• **Request**
Each entry that follows is to be retyped exactly. Pictures do not belong in the copy.
__________________________________________________
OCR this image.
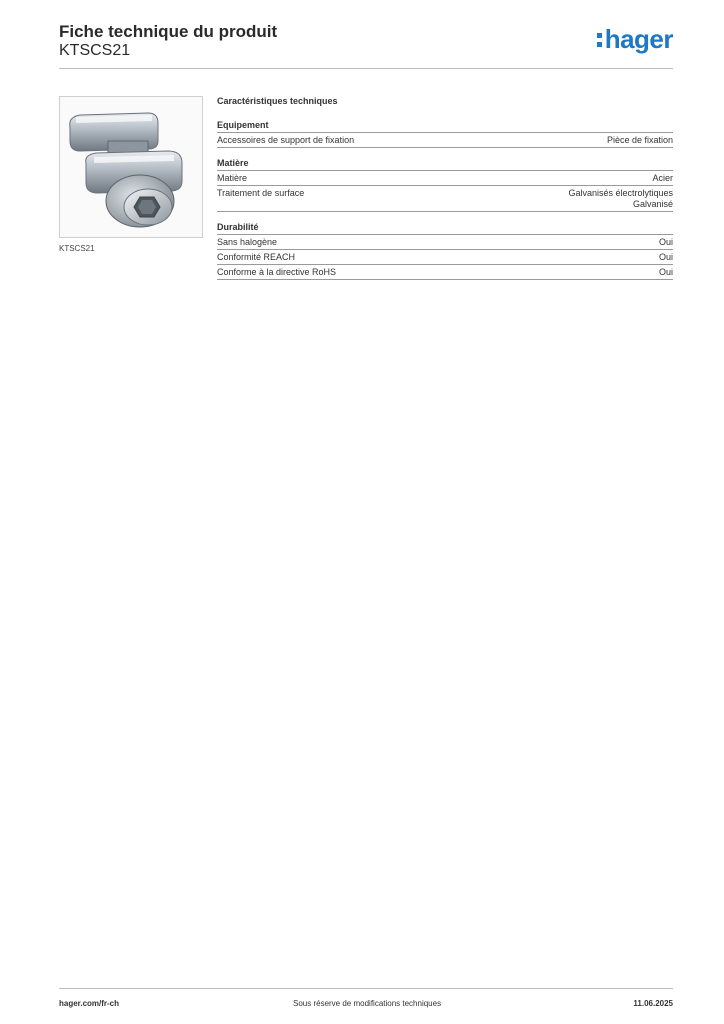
Fiche technique du produit
KTSCS21	hager
KTSCS21
Caractéristiques techniques
Equipement
Accessoires de support de fixation	Pièce de fixation
Matière
Matière	Acier
Traitement de surface	Galvanisés électrolytiques
Galvanisé
Durabilité
Sans halogène	Oui
Conformité REACH	Oui
Conforme à la directive RoHS	Oui
hager.com/fr-ch	Sous réserve de modifications techniques	11.06.2025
__________________________________________________
• **Solution to the exercise**
OCR this image.
Fiche technique du produit
KTSCS21	hager
KTSCS21
Caractéristiques techniques
Equipement
Accessoires de support de fixation	Pièce de fixation
Matière
Matière	Acier
Traitement de surface	Galvanisés électrolytiques
Galvanisé
Durabilité
Sans halogène	Oui
Conformité REACH	Oui
Conforme à la directive RoHS	Oui
hager.com/fr-ch	Sous réserve de modifications techniques	11.06.2025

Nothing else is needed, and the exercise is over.